--- BEGIN Excerpted records ---

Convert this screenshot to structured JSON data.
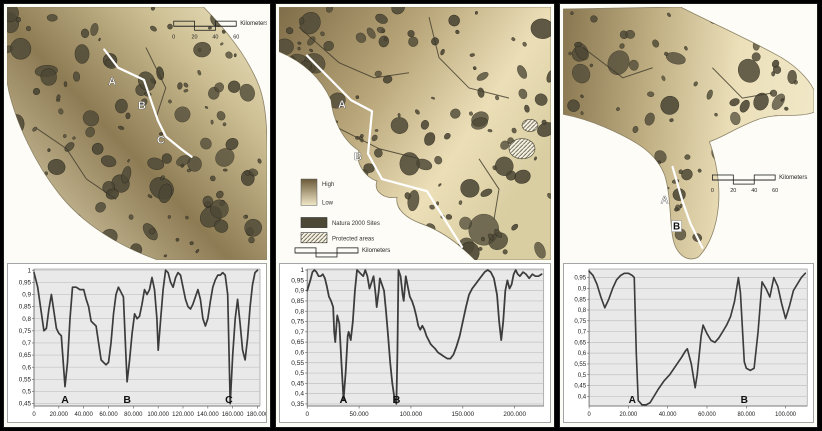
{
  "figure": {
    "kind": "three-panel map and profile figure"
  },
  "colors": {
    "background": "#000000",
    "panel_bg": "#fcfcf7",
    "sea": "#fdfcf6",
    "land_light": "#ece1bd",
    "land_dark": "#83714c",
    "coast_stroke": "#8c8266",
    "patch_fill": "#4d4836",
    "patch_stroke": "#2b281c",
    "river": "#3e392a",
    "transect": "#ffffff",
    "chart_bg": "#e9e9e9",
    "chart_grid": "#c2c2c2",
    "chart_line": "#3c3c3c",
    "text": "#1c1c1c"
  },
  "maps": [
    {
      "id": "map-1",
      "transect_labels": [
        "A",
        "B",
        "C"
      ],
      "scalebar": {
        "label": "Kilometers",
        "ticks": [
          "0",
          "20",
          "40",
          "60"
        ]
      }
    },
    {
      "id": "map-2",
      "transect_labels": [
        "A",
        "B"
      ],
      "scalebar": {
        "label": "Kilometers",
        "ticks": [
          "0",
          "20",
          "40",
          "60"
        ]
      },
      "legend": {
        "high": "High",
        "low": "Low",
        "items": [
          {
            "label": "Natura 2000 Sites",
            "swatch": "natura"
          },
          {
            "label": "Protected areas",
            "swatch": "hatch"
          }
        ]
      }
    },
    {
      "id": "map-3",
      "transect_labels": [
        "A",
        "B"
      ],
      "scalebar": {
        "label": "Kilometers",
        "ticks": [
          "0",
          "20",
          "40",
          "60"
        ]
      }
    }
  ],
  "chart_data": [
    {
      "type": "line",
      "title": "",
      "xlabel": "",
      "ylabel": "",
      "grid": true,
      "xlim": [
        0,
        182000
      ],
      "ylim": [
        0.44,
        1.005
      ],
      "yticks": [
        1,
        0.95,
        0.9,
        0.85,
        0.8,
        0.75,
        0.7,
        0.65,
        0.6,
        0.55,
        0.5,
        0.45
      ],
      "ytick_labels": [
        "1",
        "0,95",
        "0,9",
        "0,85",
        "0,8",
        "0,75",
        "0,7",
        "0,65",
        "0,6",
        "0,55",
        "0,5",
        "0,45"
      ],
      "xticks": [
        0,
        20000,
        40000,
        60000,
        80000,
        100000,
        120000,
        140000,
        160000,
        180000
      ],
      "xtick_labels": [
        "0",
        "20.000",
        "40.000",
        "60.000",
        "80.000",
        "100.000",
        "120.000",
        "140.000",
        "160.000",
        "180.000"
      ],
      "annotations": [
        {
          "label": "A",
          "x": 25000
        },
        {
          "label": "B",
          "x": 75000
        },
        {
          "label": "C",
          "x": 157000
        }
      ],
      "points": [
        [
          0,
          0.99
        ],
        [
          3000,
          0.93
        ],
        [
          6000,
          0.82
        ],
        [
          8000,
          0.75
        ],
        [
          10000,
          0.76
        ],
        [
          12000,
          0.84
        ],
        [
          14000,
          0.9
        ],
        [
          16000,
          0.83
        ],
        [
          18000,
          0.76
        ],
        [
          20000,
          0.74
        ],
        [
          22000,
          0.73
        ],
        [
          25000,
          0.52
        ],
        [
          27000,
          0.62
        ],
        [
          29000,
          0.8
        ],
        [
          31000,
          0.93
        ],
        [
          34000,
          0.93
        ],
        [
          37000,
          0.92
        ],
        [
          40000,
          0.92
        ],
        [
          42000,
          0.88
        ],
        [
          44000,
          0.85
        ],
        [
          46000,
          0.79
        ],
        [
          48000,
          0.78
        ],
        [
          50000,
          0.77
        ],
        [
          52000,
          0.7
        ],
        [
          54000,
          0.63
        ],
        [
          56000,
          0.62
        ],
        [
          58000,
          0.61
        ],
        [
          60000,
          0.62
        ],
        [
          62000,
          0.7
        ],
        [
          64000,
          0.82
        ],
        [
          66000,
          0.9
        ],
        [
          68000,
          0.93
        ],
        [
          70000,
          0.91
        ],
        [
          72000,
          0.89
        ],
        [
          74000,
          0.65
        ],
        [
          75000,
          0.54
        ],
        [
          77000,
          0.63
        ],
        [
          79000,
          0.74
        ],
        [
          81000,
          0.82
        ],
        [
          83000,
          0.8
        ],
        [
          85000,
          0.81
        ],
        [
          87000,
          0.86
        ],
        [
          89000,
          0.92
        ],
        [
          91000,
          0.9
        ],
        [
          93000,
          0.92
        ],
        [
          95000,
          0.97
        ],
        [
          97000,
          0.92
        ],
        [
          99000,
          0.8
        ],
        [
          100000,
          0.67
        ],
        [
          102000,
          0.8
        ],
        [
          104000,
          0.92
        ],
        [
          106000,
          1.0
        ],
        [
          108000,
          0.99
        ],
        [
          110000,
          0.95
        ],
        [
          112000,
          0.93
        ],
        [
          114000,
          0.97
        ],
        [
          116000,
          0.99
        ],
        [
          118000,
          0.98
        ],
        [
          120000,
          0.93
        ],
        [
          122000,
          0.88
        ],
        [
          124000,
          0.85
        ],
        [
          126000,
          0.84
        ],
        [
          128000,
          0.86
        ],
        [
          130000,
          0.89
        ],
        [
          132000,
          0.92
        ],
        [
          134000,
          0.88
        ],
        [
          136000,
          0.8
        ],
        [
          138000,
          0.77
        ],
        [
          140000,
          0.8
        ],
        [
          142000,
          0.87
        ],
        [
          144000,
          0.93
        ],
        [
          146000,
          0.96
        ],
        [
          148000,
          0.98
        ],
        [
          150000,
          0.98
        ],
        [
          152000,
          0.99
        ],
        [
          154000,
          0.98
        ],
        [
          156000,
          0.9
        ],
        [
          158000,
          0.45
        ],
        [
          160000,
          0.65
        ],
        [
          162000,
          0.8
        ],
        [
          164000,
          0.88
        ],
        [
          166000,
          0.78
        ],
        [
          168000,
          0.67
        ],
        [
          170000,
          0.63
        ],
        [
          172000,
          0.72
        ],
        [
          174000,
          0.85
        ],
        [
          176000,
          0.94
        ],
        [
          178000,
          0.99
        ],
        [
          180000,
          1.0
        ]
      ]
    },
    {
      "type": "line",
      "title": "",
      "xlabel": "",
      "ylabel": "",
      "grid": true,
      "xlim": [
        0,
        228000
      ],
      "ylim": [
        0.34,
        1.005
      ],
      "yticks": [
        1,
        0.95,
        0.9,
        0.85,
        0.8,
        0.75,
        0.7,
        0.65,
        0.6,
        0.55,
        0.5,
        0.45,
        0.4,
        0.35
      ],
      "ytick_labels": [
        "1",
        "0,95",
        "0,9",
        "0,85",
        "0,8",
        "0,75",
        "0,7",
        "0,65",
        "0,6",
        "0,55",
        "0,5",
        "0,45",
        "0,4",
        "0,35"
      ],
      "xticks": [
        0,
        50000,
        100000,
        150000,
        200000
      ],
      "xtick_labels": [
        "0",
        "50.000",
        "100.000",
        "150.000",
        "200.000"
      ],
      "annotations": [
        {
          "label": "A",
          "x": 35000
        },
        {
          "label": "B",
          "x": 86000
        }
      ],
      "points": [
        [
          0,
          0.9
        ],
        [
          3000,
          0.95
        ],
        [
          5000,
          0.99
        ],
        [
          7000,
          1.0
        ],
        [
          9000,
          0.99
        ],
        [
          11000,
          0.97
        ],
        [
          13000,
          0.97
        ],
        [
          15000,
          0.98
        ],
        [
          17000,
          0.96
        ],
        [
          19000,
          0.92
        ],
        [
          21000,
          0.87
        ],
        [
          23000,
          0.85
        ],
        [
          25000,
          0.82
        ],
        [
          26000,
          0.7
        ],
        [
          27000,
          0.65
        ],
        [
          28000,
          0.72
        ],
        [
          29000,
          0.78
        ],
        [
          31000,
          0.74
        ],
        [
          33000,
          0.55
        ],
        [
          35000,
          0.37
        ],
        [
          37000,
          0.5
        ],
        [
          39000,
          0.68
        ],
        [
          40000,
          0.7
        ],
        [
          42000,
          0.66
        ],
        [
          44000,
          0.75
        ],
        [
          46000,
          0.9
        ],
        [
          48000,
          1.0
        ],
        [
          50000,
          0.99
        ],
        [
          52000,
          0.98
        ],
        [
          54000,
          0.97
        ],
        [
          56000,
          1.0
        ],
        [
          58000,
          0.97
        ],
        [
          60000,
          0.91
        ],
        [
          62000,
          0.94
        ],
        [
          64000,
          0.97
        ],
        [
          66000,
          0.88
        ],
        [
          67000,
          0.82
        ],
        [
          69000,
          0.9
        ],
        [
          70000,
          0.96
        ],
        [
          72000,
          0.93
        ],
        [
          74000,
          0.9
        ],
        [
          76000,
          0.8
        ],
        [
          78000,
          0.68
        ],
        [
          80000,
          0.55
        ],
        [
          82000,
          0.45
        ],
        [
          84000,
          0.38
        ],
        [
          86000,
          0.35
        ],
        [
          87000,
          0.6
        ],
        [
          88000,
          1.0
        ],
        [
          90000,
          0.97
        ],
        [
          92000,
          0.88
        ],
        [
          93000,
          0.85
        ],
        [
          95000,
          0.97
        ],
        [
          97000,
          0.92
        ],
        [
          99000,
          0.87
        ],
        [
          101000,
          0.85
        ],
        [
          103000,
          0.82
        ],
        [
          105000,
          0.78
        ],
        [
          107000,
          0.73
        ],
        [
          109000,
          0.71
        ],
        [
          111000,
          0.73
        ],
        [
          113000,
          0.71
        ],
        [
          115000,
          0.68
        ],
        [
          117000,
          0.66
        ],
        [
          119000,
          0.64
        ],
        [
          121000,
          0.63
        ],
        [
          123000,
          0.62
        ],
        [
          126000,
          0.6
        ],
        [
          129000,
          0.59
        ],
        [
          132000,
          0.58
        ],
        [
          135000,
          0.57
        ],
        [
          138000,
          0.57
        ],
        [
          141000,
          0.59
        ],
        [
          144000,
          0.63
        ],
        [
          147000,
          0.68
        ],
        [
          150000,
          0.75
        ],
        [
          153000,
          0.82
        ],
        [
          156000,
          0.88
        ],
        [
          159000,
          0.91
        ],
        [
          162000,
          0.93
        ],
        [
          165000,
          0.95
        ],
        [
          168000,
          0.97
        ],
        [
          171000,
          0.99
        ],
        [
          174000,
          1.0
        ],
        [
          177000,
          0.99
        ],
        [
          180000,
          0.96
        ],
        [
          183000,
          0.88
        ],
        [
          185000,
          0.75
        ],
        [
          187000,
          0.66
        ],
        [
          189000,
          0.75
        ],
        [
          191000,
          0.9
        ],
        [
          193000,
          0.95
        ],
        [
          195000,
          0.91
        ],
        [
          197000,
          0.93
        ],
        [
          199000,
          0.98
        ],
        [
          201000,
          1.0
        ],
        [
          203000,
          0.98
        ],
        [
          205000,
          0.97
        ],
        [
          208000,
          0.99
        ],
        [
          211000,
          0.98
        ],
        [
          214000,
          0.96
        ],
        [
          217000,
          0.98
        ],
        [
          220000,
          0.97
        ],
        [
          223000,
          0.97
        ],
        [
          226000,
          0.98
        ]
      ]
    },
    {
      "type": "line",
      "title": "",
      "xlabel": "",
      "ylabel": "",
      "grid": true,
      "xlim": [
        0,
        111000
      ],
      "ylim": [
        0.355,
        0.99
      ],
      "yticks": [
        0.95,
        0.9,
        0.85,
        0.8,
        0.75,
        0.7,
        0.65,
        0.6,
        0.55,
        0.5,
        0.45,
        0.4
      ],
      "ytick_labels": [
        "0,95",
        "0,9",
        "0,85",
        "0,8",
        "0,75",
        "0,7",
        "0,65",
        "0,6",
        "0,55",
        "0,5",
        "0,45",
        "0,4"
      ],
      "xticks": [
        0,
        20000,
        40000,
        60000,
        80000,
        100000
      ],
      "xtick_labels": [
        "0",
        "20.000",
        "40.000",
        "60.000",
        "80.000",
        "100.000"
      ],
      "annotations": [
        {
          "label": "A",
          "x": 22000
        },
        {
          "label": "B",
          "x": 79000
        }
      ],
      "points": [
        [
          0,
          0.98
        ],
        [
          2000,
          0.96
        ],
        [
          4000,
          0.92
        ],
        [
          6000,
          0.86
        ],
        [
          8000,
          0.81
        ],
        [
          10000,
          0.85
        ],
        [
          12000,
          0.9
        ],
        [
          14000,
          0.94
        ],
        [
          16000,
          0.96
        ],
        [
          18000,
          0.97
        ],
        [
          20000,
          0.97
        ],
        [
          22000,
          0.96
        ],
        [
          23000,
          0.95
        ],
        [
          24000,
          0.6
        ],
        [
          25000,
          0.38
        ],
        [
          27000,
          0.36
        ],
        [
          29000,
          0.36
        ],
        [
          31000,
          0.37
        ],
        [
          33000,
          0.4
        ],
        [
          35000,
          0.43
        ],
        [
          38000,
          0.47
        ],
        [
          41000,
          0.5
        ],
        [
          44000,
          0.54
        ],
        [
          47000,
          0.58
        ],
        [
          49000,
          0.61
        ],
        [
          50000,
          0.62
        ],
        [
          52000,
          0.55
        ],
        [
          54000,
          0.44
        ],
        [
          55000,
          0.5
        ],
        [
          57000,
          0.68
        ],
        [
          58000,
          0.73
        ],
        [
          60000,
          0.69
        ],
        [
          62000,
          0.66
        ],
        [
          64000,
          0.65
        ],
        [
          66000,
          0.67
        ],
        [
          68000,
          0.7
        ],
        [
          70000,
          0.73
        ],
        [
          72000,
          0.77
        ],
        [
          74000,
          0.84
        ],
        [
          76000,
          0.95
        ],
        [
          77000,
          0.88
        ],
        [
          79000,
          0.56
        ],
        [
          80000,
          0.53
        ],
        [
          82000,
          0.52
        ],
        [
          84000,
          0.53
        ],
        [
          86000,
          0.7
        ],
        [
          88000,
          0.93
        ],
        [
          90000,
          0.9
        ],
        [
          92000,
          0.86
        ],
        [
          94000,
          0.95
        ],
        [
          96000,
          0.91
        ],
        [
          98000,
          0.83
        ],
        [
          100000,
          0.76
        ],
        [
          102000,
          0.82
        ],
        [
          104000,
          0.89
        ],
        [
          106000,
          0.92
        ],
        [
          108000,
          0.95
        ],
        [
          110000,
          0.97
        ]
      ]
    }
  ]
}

--- END Excerpted records ---

Instruction: Give only the number of lines above that hold the string "figure".

Right answer: 2